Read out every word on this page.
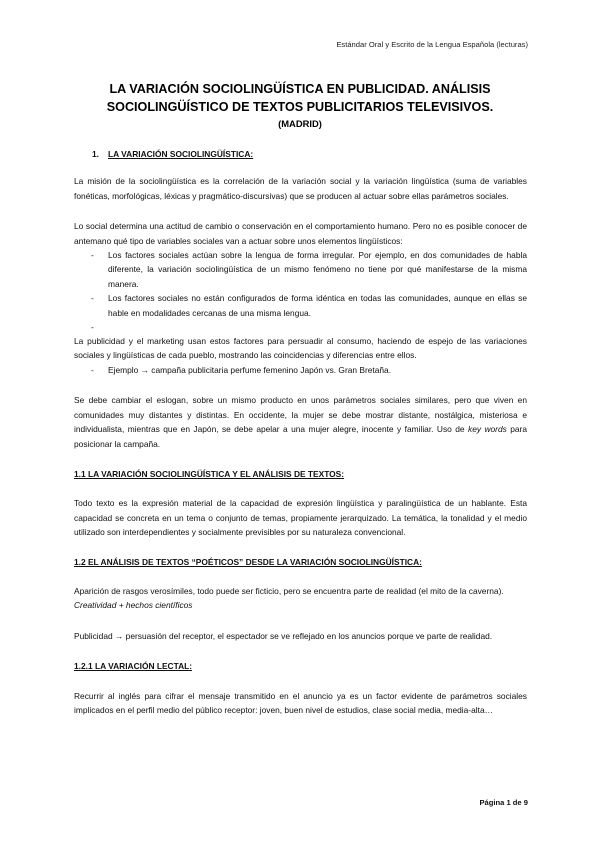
Estándar Oral y Escrito de la Lengua Española (lecturas)
LA VARIACIÓN SOCIOLINGÜÍSTICA EN PUBLICIDAD. ANÁLISIS
SOCIOLINGÜÍSTICO DE TEXTOS PUBLICITARIOS TELEVISIVOS.
(MADRID)

1. LA VARIACIÓN SOCIOLINGÜÍSTICA:

La misión de la sociolingüística es la correlación de la variación social y la variación lingüística (suma de variables fonéticas, morfológicas, léxicas y pragmático-discursivas) que se producen al actuar sobre ellas parámetros sociales.

Lo social determina una actitud de cambio o conservación en el comportamiento humano. Pero no es posible conocer de antemano qué tipo de variables sociales van a actuar sobre unos elementos lingüísticos:

- Los factores sociales actúan sobre la lengua de forma irregular. Por ejemplo, en dos comunidades de habla diferente, la variación sociolingüística de un mismo fenómeno no tiene por qué manifestarse de la misma manera.
- Los factores sociales no están configurados de forma idéntica en todas las comunidades, aunque en ellas se hable en modalidades cercanas de una misma lengua.
-

La publicidad y el marketing usan estos factores para persuadir al consumo, haciendo de espejo de las variaciones sociales y lingüísticas de cada pueblo, mostrando las coincidencias y diferencias entre ellos.

- Ejemplo → campaña publicitaria perfume femenino Japón vs. Gran Bretaña.

Se debe cambiar el eslogan, sobre un mismo producto en unos parámetros sociales similares, pero que viven en comunidades muy distantes y distintas. En occidente, la mujer se debe mostrar distante, nostálgica, misteriosa e individualista, mientras que en Japón, se debe apelar a una mujer alegre, inocente y familiar. Uso de key words para posicionar la campaña.

1.1 LA VARIACIÓN SOCIOLINGÜÍSTICA Y EL ANÁLISIS DE TEXTOS:

Todo texto es la expresión material de la capacidad de expresión lingüística y paralingüística de un hablante. Esta capacidad se concreta en un tema o conjunto de temas, propiamente jerarquizado. La temática, la tonalidad y el medio utilizado son interdependientes y socialmente previsibles por su naturaleza convencional.

1.2 EL ANÁLISIS DE TEXTOS “POÉTICOS” DESDE LA VARIACIÓN SOCIOLINGÜÍSTICA:

Aparición de rasgos verosímiles, todo puede ser ficticio, pero se encuentra parte de realidad (el mito de la caverna).

Creatividad + hechos científicos

Publicidad → persuasión del receptor, el espectador se ve reflejado en los anuncios porque ve parte de realidad.

1.2.1 LA VARIACIÓN LECTAL:

Recurrir al inglés para cifrar el mensaje transmitido en el anuncio ya es un factor evidente de parámetros sociales implicados en el perfil medio del público receptor: joven, buen nivel de estudios, clase social media, media-alta…

Página 1 de 9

> [Your instructions] Copy everything in the records above except the pictures, exactly as written.

> [Final result]
Read out every word on this page.
Estándar Oral y Escrito de la Lengua Española (lecturas)
LA VARIACIÓN SOCIOLINGÜÍSTICA EN PUBLICIDAD. ANÁLISIS
SOCIOLINGÜÍSTICO DE TEXTOS PUBLICITARIOS TELEVISIVOS.
(MADRID)

1. LA VARIACIÓN SOCIOLINGÜÍSTICA:

La misión de la sociolingüística es la correlación de la variación social y la variación lingüística (suma de variables fonéticas, morfológicas, léxicas y pragmático-discursivas) que se producen al actuar sobre ellas parámetros sociales.

Lo social determina una actitud de cambio o conservación en el comportamiento humano. Pero no es posible conocer de antemano qué tipo de variables sociales van a actuar sobre unos elementos lingüísticos:

- Los factores sociales actúan sobre la lengua de forma irregular. Por ejemplo, en dos comunidades de habla diferente, la variación sociolingüística de un mismo fenómeno no tiene por qué manifestarse de la misma manera.
- Los factores sociales no están configurados de forma idéntica en todas las comunidades, aunque en ellas se hable en modalidades cercanas de una misma lengua.
-

La publicidad y el marketing usan estos factores para persuadir al consumo, haciendo de espejo de las variaciones sociales y lingüísticas de cada pueblo, mostrando las coincidencias y diferencias entre ellos.

- Ejemplo → campaña publicitaria perfume femenino Japón vs. Gran Bretaña.

Se debe cambiar el eslogan, sobre un mismo producto en unos parámetros sociales similares, pero que viven en comunidades muy distantes y distintas. En occidente, la mujer se debe mostrar distante, nostálgica, misteriosa e individualista, mientras que en Japón, se debe apelar a una mujer alegre, inocente y familiar. Uso de key words para posicionar la campaña.

1.1 LA VARIACIÓN SOCIOLINGÜÍSTICA Y EL ANÁLISIS DE TEXTOS:

Todo texto es la expresión material de la capacidad de expresión lingüística y paralingüística de un hablante. Esta capacidad se concreta en un tema o conjunto de temas, propiamente jerarquizado. La temática, la tonalidad y el medio utilizado son interdependientes y socialmente previsibles por su naturaleza convencional.

1.2 EL ANÁLISIS DE TEXTOS “POÉTICOS” DESDE LA VARIACIÓN SOCIOLINGÜÍSTICA:

Aparición de rasgos verosímiles, todo puede ser ficticio, pero se encuentra parte de realidad (el mito de la caverna).

Creatividad + hechos científicos

Publicidad → persuasión del receptor, el espectador se ve reflejado en los anuncios porque ve parte de realidad.

1.2.1 LA VARIACIÓN LECTAL:

Recurrir al inglés para cifrar el mensaje transmitido en el anuncio ya es un factor evidente de parámetros sociales implicados en el perfil medio del público receptor: joven, buen nivel de estudios, clase social media, media-alta…

Página 1 de 9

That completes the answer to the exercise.